Recorded data:
- - - -

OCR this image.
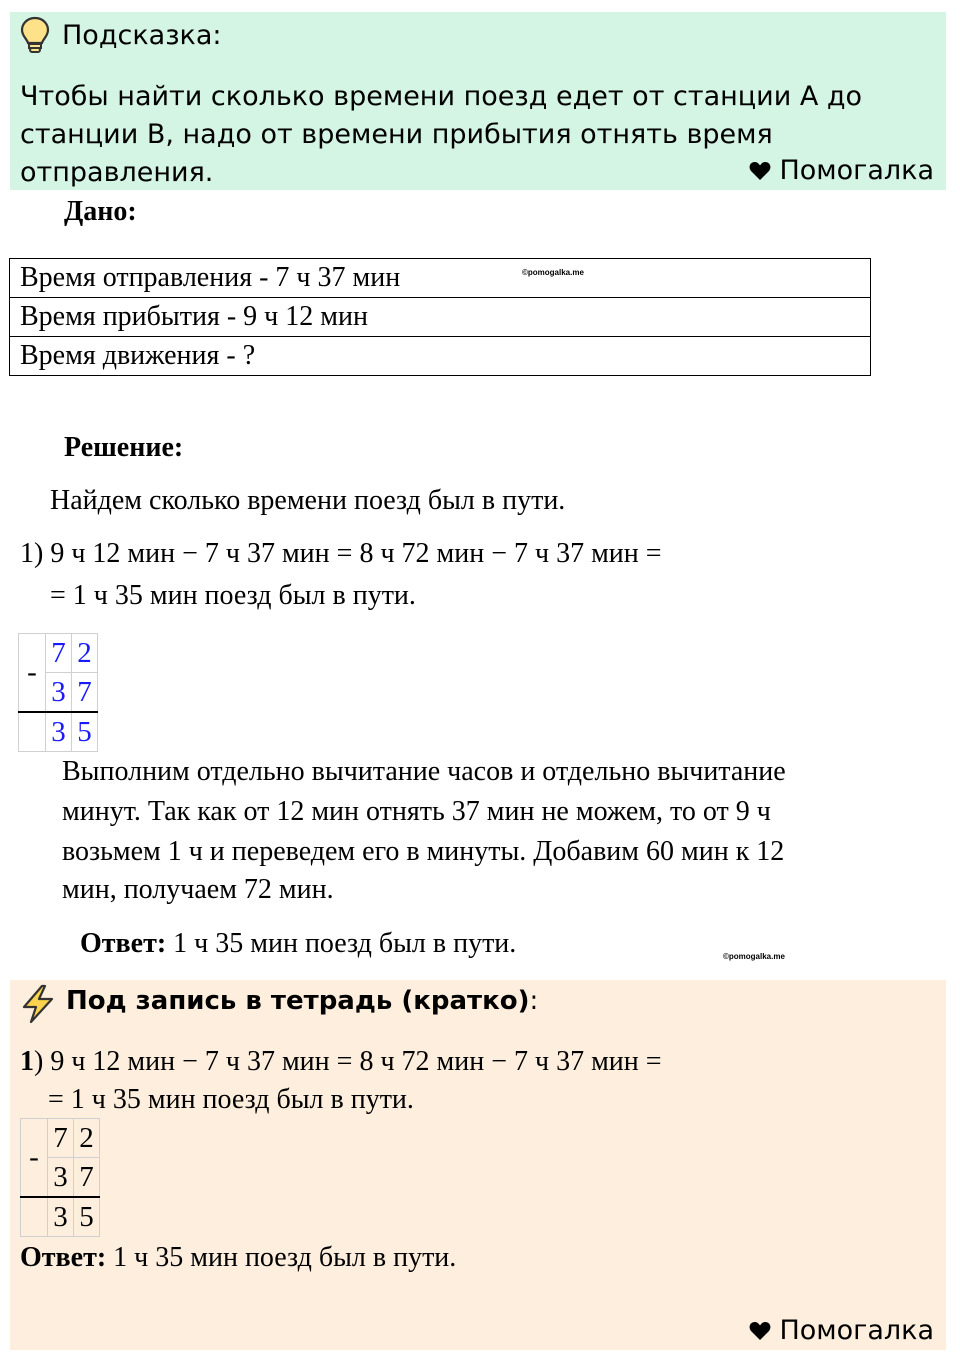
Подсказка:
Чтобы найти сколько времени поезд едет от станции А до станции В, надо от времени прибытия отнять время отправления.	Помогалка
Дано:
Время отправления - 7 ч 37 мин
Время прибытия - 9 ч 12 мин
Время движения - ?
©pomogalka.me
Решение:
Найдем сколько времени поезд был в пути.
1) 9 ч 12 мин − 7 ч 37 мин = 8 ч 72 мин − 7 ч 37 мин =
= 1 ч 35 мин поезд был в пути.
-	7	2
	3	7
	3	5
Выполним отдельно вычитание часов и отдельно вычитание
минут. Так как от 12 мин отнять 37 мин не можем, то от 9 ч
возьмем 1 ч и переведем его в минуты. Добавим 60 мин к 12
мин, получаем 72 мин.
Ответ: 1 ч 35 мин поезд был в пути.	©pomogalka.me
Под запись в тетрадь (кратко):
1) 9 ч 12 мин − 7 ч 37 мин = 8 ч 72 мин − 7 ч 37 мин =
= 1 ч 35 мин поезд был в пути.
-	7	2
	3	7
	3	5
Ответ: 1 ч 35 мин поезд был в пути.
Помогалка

- - - -

Exercise task: Leave out the pictures and repeat everything else in the records exactly.

Finished answer:
OCR this image.
Подсказка:
Чтобы найти сколько времени поезд едет от станции А до станции В, надо от времени прибытия отнять время отправления.	Помогалка
Дано:
Время отправления - 7 ч 37 мин
Время прибытия - 9 ч 12 мин
Время движения - ?
©pomogalka.me
Решение:
Найдем сколько времени поезд был в пути.
1) 9 ч 12 мин − 7 ч 37 мин = 8 ч 72 мин − 7 ч 37 мин =
= 1 ч 35 мин поезд был в пути.
-	7	2
	3	7
	3	5
Выполним отдельно вычитание часов и отдельно вычитание
минут. Так как от 12 мин отнять 37 мин не можем, то от 9 ч
возьмем 1 ч и переведем его в минуты. Добавим 60 мин к 12
мин, получаем 72 мин.
Ответ: 1 ч 35 мин поезд был в пути.	©pomogalka.me
Под запись в тетрадь (кратко):
1) 9 ч 12 мин − 7 ч 37 мин = 8 ч 72 мин − 7 ч 37 мин =
= 1 ч 35 мин поезд был в пути.
-	7	2
	3	7
	3	5
Ответ: 1 ч 35 мин поезд был в пути.
Помогалка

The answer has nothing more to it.